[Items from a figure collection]
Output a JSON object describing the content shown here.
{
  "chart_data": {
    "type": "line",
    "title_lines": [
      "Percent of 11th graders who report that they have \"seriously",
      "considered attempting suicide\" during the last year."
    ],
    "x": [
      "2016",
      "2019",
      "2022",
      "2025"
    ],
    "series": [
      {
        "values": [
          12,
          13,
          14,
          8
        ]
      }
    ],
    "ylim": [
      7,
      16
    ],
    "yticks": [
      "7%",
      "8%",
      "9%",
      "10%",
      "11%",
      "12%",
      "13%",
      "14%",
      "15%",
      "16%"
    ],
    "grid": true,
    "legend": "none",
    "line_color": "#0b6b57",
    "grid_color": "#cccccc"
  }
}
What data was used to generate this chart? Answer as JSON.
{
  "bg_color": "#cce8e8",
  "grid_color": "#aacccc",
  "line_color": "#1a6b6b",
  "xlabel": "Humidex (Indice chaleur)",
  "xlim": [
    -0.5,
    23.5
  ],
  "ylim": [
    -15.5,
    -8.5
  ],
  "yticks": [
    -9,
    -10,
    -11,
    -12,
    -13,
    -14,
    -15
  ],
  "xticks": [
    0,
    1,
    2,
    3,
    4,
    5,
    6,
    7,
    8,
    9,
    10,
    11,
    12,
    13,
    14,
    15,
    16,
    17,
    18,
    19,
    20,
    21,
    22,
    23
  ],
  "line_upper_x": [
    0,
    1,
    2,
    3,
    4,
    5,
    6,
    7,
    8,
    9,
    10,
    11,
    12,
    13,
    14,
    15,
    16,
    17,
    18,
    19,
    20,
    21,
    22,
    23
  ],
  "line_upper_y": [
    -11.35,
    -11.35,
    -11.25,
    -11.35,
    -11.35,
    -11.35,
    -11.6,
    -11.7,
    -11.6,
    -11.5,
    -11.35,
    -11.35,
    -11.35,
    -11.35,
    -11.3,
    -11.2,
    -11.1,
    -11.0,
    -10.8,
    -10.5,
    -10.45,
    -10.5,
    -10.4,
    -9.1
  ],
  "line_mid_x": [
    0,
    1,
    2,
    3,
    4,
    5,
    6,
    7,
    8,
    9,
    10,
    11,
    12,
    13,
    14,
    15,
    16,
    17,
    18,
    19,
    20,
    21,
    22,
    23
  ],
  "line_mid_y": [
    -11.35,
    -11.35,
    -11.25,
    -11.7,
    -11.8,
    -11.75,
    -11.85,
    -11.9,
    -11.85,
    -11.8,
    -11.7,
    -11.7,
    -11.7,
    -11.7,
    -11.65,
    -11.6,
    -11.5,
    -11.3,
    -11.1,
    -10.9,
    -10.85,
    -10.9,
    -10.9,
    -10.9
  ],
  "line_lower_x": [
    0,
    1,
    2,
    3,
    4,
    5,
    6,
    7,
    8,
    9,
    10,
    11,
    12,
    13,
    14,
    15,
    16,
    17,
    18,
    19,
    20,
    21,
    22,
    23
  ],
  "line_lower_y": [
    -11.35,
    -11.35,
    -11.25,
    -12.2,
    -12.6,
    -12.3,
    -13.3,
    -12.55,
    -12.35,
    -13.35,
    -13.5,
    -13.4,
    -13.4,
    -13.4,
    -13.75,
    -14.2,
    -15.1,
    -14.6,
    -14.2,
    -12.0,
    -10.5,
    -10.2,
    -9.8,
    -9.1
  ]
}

_Goal_.
Would you copy out each line exactly as written?

_Exercise solution_.
Output a JSON object describing the content shown here.
{
  "chart_data": {
    "type": "line",
    "title_lines": [
      "Percent of 11th graders who report that they have \"seriously",
      "considered attempting suicide\" during the last year."
    ],
    "x": [
      "2016",
      "2019",
      "2022",
      "2025"
    ],
    "series": [
      {
        "values": [
          12,
          13,
          14,
          8
        ]
      }
    ],
    "ylim": [
      7,
      16
    ],
    "yticks": [
      "7%",
      "8%",
      "9%",
      "10%",
      "11%",
      "12%",
      "13%",
      "14%",
      "15%",
      "16%"
    ],
    "grid": true,
    "legend": "none",
    "line_color": "#0b6b57",
    "grid_color": "#cccccc"
  }
}
What data was used to generate this chart? Answer as JSON.
{
  "bg_color": "#cce8e8",
  "grid_color": "#aacccc",
  "line_color": "#1a6b6b",
  "xlabel": "Humidex (Indice chaleur)",
  "xlim": [
    -0.5,
    23.5
  ],
  "ylim": [
    -15.5,
    -8.5
  ],
  "yticks": [
    -9,
    -10,
    -11,
    -12,
    -13,
    -14,
    -15
  ],
  "xticks": [
    0,
    1,
    2,
    3,
    4,
    5,
    6,
    7,
    8,
    9,
    10,
    11,
    12,
    13,
    14,
    15,
    16,
    17,
    18,
    19,
    20,
    21,
    22,
    23
  ],
  "line_upper_x": [
    0,
    1,
    2,
    3,
    4,
    5,
    6,
    7,
    8,
    9,
    10,
    11,
    12,
    13,
    14,
    15,
    16,
    17,
    18,
    19,
    20,
    21,
    22,
    23
  ],
  "line_upper_y": [
    -11.35,
    -11.35,
    -11.25,
    -11.35,
    -11.35,
    -11.35,
    -11.6,
    -11.7,
    -11.6,
    -11.5,
    -11.35,
    -11.35,
    -11.35,
    -11.35,
    -11.3,
    -11.2,
    -11.1,
    -11.0,
    -10.8,
    -10.5,
    -10.45,
    -10.5,
    -10.4,
    -9.1
  ],
  "line_mid_x": [
    0,
    1,
    2,
    3,
    4,
    5,
    6,
    7,
    8,
    9,
    10,
    11,
    12,
    13,
    14,
    15,
    16,
    17,
    18,
    19,
    20,
    21,
    22,
    23
  ],
  "line_mid_y": [
    -11.35,
    -11.35,
    -11.25,
    -11.7,
    -11.8,
    -11.75,
    -11.85,
    -11.9,
    -11.85,
    -11.8,
    -11.7,
    -11.7,
    -11.7,
    -11.7,
    -11.65,
    -11.6,
    -11.5,
    -11.3,
    -11.1,
    -10.9,
    -10.85,
    -10.9,
    -10.9,
    -10.9
  ],
  "line_lower_x": [
    0,
    1,
    2,
    3,
    4,
    5,
    6,
    7,
    8,
    9,
    10,
    11,
    12,
    13,
    14,
    15,
    16,
    17,
    18,
    19,
    20,
    21,
    22,
    23
  ],
  "line_lower_y": [
    -11.35,
    -11.35,
    -11.25,
    -12.2,
    -12.6,
    -12.3,
    -13.3,
    -12.55,
    -12.35,
    -13.35,
    -13.5,
    -13.4,
    -13.4,
    -13.4,
    -13.75,
    -14.2,
    -15.1,
    -14.6,
    -14.2,
    -12.0,
    -10.5,
    -10.2,
    -9.8,
    -9.1
  ]
}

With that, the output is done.